● Task details: Return all lines where the word "multifactorial" can be found.

● Data supplied:
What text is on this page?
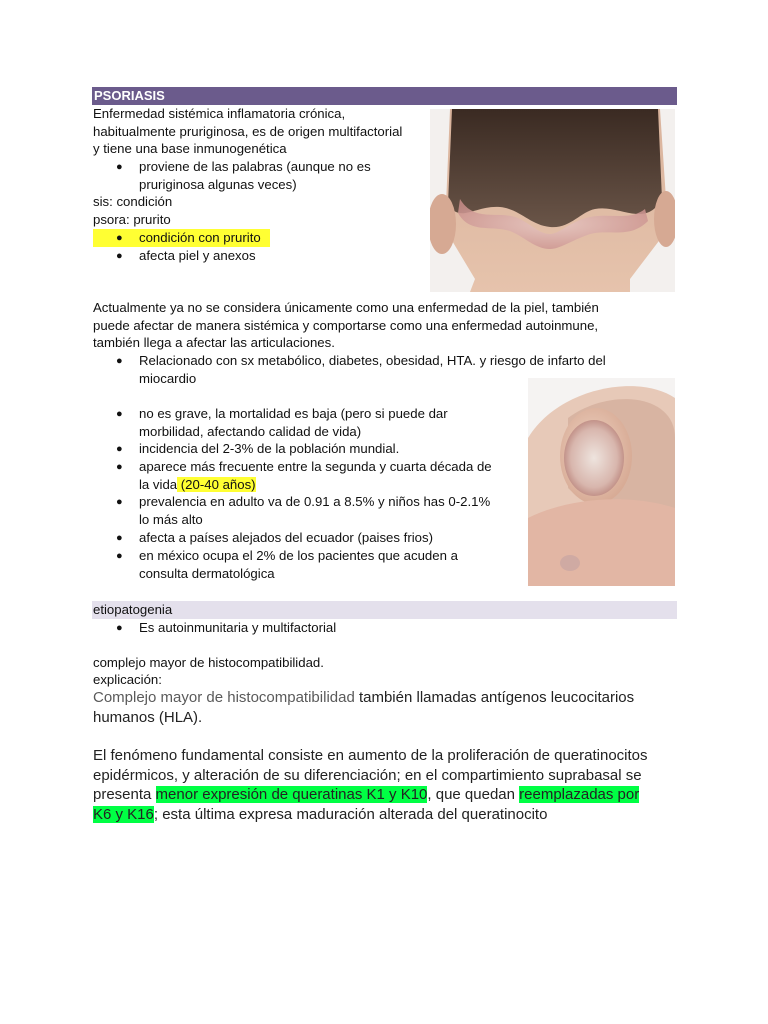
PSORIASIS
Enfermedad sistémica inflamatoria crónica,
habitualmente pruriginosa, es de origen multifactorial
y tiene una base inmunogenética
● proviene de las palabras (aunque no es
pruriginosa algunas veces)
sis: condición
psora: prurito
● condición con prurito
● afecta piel y anexos
Actualmente ya no se considera únicamente como una enfermedad de la piel, también
puede afectar de manera sistémica y comportarse como una enfermedad autoinmune,
también llega a afectar las articulaciones.
● Relacionado con sx metabólico, diabetes, obesidad, HTA. y riesgo de infarto del
miocardio
● no es grave, la mortalidad es baja (pero si puede dar
morbilidad, afectando calidad de vida)
● incidencia del 2-3% de la población mundial.
● aparece más frecuente entre la segunda y cuarta década de
la vida (20-40 años)
● prevalencia en adulto va de 0.91 a 8.5% y niños has 0-2.1%
lo más alto
● afecta a países alejados del ecuador (paises frios)
● en méxico ocupa el 2% de los pacientes que acuden a
consulta dermatológica
etiopatogenia
● Es autoinmunitaria y multifactorial
complejo mayor de histocompatibilidad.
explicación:
Complejo mayor de histocompatibilidad también llamadas antígenos leucocitarios
humanos (HLA).
El fenómeno fundamental consiste en aumento de la proliferación de queratinocitos
epidérmicos, y alteración de su diferenciación; en el compartimiento suprabasal se
presenta menor expresión de queratinas K1 y K10, que quedan reemplazadas por
K6 y K16; esta última expresa maduración alterada del queratinocito
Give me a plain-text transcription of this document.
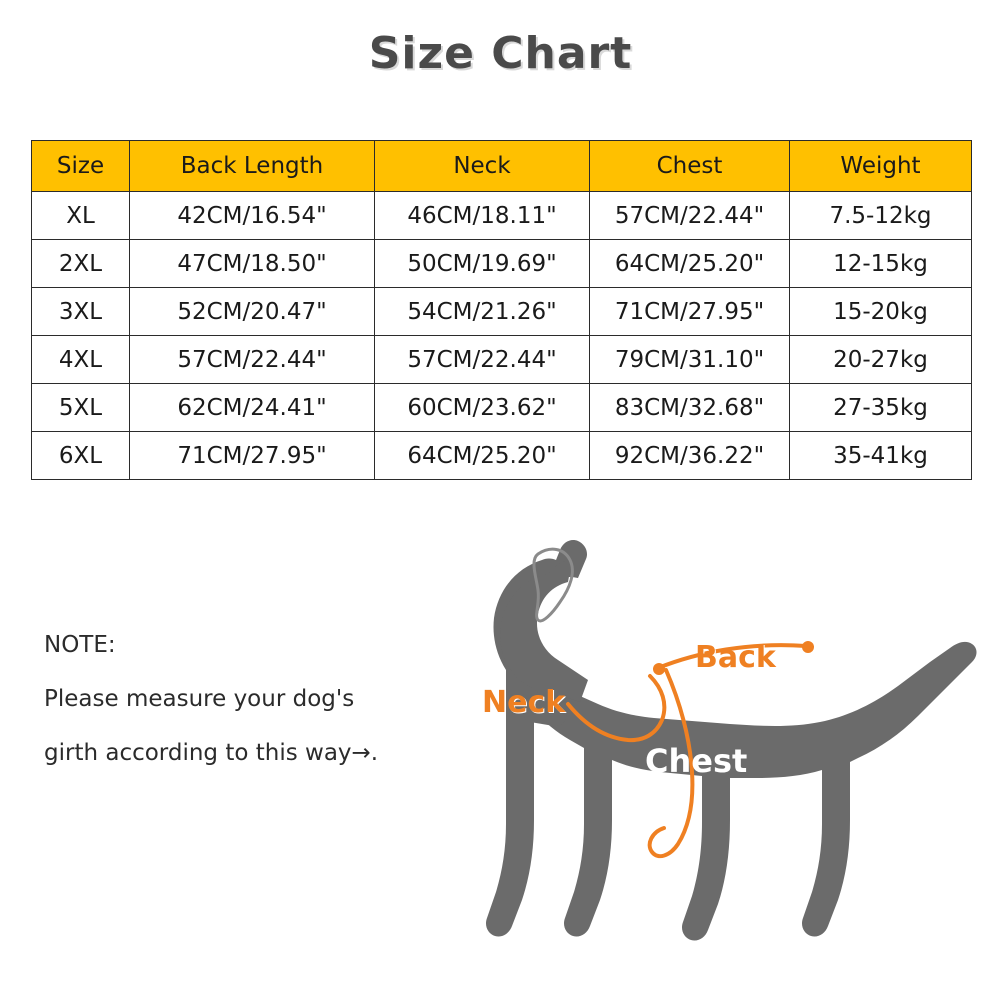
Size Chart
Size	Back Length	Neck	Chest	Weight
XL	42CM/16.54"	46CM/18.11"	57CM/22.44"	7.5-12kg
2XL	47CM/18.50"	50CM/19.69"	64CM/25.20"	12-15kg
3XL	52CM/20.47"	54CM/21.26"	71CM/27.95"	15-20kg
4XL	57CM/22.44"	57CM/22.44"	79CM/31.10"	20-27kg
5XL	62CM/24.41"	60CM/23.62"	83CM/32.68"	27-35kg
6XL	71CM/27.95"	64CM/25.20"	92CM/36.22"	35-41kg
NOTE:
Please measure your dog's
girth according to this way→.
Neck
Back
Chest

● Answer to the task:
habitualmente pruriginosa, es de origen multifactorial
● Es autoinmunitaria y multifactorial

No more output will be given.